[Exercise instructions] Report how many lines contain "name", with no other words.
>> Start Data for this task
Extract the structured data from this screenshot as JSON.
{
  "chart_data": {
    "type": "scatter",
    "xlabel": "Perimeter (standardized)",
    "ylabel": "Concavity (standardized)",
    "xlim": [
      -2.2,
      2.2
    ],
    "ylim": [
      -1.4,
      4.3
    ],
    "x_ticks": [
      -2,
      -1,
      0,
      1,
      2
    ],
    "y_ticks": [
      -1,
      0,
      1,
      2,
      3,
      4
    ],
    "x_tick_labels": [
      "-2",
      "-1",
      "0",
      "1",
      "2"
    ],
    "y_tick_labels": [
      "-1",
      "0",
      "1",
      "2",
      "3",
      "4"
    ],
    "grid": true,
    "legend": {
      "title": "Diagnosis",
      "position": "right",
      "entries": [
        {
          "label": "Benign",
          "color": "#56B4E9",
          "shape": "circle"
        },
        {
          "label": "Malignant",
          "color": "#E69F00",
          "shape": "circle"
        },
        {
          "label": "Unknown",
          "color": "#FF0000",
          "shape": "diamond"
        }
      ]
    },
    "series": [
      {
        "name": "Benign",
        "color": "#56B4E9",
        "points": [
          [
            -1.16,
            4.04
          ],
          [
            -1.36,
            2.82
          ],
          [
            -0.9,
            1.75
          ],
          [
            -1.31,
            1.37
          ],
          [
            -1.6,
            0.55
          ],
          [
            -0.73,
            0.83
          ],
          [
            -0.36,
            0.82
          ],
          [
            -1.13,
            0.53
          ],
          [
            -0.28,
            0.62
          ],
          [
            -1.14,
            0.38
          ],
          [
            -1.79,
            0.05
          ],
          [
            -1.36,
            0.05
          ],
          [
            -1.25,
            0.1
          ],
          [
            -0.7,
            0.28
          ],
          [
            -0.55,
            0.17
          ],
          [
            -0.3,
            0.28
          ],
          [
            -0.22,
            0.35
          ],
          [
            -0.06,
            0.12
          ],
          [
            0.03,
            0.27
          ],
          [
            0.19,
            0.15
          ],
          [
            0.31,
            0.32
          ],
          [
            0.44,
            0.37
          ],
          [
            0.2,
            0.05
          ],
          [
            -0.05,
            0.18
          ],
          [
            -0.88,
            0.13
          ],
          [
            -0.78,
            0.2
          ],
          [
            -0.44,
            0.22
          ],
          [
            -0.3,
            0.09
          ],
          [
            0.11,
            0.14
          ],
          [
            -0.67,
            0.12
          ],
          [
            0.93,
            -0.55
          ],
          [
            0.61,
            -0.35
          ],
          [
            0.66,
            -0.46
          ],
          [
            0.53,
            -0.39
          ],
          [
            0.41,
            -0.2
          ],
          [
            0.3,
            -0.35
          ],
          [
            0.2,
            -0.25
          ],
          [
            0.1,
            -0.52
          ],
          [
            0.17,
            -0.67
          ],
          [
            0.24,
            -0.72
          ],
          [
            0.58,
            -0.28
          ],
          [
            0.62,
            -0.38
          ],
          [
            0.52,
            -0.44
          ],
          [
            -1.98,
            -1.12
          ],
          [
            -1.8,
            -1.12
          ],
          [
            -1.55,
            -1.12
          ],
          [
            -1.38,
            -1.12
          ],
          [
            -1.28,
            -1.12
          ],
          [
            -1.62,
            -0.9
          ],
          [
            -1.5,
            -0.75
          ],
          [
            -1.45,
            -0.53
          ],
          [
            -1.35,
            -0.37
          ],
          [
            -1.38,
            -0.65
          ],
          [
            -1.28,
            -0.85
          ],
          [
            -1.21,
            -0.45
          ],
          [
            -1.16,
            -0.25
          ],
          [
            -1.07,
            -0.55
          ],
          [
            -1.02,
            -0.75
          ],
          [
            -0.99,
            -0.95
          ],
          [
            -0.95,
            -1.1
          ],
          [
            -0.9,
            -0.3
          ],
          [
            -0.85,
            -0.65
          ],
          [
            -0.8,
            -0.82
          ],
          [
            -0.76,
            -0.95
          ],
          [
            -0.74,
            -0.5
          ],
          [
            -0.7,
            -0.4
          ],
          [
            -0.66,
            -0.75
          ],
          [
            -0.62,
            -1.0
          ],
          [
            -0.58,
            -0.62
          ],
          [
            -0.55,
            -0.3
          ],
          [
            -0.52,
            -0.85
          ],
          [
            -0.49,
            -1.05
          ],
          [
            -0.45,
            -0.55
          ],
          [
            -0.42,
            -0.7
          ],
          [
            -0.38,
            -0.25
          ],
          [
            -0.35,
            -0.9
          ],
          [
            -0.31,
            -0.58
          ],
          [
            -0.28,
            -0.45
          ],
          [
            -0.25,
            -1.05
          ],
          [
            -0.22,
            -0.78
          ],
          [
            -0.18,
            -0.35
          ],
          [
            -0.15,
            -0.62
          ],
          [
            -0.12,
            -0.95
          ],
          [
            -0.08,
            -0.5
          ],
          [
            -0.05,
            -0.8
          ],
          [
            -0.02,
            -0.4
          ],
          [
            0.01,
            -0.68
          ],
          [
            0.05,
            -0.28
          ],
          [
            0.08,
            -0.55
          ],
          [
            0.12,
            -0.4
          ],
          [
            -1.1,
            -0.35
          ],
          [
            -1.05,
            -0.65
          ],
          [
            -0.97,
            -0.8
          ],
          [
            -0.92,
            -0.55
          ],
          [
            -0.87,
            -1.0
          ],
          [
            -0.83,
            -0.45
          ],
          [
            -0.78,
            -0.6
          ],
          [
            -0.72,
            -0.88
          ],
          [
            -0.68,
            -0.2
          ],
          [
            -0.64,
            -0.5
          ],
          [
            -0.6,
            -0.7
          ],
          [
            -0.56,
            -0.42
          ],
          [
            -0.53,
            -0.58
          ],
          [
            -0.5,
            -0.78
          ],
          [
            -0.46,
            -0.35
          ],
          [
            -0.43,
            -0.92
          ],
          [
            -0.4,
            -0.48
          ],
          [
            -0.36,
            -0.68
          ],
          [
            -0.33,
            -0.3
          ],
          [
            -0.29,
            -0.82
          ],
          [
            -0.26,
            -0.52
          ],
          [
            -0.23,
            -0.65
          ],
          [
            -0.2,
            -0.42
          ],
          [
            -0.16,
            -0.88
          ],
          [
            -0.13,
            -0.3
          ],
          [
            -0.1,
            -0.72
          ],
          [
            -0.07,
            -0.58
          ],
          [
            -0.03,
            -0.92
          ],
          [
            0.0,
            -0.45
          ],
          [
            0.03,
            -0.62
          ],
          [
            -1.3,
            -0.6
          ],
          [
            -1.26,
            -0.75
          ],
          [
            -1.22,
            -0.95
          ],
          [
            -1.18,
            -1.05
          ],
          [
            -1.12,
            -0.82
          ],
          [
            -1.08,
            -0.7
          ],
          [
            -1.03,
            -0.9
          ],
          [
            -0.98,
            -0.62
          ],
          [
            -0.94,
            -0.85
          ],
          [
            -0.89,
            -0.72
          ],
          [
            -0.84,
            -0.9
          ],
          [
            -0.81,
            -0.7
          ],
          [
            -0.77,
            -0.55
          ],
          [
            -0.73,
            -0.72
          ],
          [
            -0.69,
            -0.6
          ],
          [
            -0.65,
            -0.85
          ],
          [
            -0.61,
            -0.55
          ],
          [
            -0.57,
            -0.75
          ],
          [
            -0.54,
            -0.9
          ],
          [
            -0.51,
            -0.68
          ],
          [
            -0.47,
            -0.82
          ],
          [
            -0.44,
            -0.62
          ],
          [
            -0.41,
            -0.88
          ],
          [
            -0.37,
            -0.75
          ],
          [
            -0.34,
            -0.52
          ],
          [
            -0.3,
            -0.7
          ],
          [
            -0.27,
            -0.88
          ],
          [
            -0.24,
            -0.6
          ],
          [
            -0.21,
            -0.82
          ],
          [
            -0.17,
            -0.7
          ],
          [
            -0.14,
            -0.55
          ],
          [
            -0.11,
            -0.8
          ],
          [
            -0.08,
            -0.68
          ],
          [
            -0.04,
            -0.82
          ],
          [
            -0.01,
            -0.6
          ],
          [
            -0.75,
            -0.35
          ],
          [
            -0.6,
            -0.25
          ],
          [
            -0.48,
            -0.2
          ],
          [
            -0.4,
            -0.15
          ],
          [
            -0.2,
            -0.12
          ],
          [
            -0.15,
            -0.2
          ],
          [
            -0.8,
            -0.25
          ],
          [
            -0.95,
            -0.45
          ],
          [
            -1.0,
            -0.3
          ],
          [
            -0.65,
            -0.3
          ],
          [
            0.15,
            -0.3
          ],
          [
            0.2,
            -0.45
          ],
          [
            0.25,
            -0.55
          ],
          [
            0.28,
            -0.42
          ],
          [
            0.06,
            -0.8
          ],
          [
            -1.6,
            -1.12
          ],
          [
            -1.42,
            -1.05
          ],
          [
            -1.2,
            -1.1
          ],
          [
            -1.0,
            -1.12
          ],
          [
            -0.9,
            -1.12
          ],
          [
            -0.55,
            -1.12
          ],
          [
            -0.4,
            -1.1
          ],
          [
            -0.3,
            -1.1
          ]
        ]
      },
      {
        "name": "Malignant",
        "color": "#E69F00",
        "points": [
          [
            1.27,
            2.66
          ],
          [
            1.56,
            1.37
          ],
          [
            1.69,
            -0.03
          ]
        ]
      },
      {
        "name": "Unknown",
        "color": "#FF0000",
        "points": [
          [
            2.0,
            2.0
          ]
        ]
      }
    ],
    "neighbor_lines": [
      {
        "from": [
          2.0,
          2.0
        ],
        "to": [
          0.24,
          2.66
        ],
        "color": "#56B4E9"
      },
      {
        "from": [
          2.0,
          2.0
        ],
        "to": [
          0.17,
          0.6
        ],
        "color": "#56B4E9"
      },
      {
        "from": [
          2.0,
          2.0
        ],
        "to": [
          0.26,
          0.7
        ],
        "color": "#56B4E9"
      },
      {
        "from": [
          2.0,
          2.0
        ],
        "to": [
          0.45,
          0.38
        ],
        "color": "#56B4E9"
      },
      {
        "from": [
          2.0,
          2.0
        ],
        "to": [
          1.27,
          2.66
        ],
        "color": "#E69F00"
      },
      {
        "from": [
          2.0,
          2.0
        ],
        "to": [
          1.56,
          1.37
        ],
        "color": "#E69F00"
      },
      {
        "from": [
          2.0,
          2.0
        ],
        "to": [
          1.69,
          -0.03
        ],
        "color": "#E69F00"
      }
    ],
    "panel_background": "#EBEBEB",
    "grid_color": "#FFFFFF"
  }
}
>> End Data for this task
[Reply to the exercise] 3